### Do this
Repeat each line word for word.

Items from a dataset
··········

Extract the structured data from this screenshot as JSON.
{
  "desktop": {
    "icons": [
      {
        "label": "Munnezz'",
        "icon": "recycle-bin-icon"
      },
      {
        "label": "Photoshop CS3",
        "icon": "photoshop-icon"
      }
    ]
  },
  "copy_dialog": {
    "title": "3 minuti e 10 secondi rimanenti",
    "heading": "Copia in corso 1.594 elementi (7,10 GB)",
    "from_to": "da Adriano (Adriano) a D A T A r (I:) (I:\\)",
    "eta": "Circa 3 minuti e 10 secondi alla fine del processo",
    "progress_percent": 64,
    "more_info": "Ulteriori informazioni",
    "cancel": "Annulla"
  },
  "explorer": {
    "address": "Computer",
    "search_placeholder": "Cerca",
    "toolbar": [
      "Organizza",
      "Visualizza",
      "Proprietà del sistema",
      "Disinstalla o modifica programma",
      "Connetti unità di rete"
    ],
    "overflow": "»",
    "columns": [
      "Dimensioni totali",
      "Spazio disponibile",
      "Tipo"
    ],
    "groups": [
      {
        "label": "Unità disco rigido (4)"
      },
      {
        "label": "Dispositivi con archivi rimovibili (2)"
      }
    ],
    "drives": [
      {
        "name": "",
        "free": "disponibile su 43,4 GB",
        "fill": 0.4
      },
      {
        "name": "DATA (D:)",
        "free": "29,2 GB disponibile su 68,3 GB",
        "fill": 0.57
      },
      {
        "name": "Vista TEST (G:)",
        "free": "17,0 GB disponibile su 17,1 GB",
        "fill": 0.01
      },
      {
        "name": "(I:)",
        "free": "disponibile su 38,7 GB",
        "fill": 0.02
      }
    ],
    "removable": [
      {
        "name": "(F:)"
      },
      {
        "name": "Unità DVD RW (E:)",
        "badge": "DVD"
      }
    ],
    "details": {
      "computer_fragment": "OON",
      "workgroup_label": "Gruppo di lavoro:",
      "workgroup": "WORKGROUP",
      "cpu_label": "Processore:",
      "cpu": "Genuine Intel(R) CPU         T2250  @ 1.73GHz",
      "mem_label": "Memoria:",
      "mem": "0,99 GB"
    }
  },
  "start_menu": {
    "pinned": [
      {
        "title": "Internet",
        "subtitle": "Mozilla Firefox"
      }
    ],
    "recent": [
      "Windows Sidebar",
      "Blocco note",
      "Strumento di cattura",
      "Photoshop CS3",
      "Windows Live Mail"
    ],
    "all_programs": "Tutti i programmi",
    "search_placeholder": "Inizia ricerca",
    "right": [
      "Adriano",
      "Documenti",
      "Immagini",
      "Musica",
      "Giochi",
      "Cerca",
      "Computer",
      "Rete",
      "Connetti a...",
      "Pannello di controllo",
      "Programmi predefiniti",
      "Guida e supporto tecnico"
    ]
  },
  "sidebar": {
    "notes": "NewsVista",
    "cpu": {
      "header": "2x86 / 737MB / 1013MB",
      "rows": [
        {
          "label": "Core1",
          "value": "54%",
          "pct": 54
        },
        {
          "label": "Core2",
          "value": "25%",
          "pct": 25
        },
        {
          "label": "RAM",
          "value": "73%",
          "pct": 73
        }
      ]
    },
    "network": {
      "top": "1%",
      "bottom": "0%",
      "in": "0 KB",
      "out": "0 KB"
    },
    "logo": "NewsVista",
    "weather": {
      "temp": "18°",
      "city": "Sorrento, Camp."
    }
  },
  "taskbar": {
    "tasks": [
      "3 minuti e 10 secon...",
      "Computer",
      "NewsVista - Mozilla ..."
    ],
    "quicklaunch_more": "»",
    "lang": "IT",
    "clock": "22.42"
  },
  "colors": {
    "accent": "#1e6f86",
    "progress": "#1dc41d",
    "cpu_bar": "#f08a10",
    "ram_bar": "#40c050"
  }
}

··········

### Result below
Extract the structured data from this screenshot as JSON.
{
  "desktop": {
    "icons": [
      {
        "label": "Munnezz'",
        "icon": "recycle-bin-icon"
      },
      {
        "label": "Photoshop CS3",
        "icon": "photoshop-icon"
      }
    ]
  },
  "copy_dialog": {
    "title": "3 minuti e 10 secondi rimanenti",
    "heading": "Copia in corso 1.594 elementi (7,10 GB)",
    "from_to": "da Adriano (Adriano) a D A T A r (I:) (I:\\)",
    "eta": "Circa 3 minuti e 10 secondi alla fine del processo",
    "progress_percent": 64,
    "more_info": "Ulteriori informazioni",
    "cancel": "Annulla"
  },
  "explorer": {
    "address": "Computer",
    "search_placeholder": "Cerca",
    "toolbar": [
      "Organizza",
      "Visualizza",
      "Proprietà del sistema",
      "Disinstalla o modifica programma",
      "Connetti unità di rete"
    ],
    "overflow": "»",
    "columns": [
      "Dimensioni totali",
      "Spazio disponibile",
      "Tipo"
    ],
    "groups": [
      {
        "label": "Unità disco rigido (4)"
      },
      {
        "label": "Dispositivi con archivi rimovibili (2)"
      }
    ],
    "drives": [
      {
        "name": "",
        "free": "disponibile su 43,4 GB",
        "fill": 0.4
      },
      {
        "name": "DATA (D:)",
        "free": "29,2 GB disponibile su 68,3 GB",
        "fill": 0.57
      },
      {
        "name": "Vista TEST (G:)",
        "free": "17,0 GB disponibile su 17,1 GB",
        "fill": 0.01
      },
      {
        "name": "(I:)",
        "free": "disponibile su 38,7 GB",
        "fill": 0.02
      }
    ],
    "removable": [
      {
        "name": "(F:)"
      },
      {
        "name": "Unità DVD RW (E:)",
        "badge": "DVD"
      }
    ],
    "details": {
      "computer_fragment": "OON",
      "workgroup_label": "Gruppo di lavoro:",
      "workgroup": "WORKGROUP",
      "cpu_label": "Processore:",
      "cpu": "Genuine Intel(R) CPU         T2250  @ 1.73GHz",
      "mem_label": "Memoria:",
      "mem": "0,99 GB"
    }
  },
  "start_menu": {
    "pinned": [
      {
        "title": "Internet",
        "subtitle": "Mozilla Firefox"
      }
    ],
    "recent": [
      "Windows Sidebar",
      "Blocco note",
      "Strumento di cattura",
      "Photoshop CS3",
      "Windows Live Mail"
    ],
    "all_programs": "Tutti i programmi",
    "search_placeholder": "Inizia ricerca",
    "right": [
      "Adriano",
      "Documenti",
      "Immagini",
      "Musica",
      "Giochi",
      "Cerca",
      "Computer",
      "Rete",
      "Connetti a...",
      "Pannello di controllo",
      "Programmi predefiniti",
      "Guida e supporto tecnico"
    ]
  },
  "sidebar": {
    "notes": "NewsVista",
    "cpu": {
      "header": "2x86 / 737MB / 1013MB",
      "rows": [
        {
          "label": "Core1",
          "value": "54%",
          "pct": 54
        },
        {
          "label": "Core2",
          "value": "25%",
          "pct": 25
        },
        {
          "label": "RAM",
          "value": "73%",
          "pct": 73
        }
      ]
    },
    "network": {
      "top": "1%",
      "bottom": "0%",
      "in": "0 KB",
      "out": "0 KB"
    },
    "logo": "NewsVista",
    "weather": {
      "temp": "18°",
      "city": "Sorrento, Camp."
    }
  },
  "taskbar": {
    "tasks": [
      "3 minuti e 10 secon...",
      "Computer",
      "NewsVista - Mozilla ..."
    ],
    "quicklaunch_more": "»",
    "lang": "IT",
    "clock": "22.42"
  },
  "colors": {
    "accent": "#1e6f86",
    "progress": "#1dc41d",
    "cpu_bar": "#f08a10",
    "ram_bar": "#40c050"
  }
}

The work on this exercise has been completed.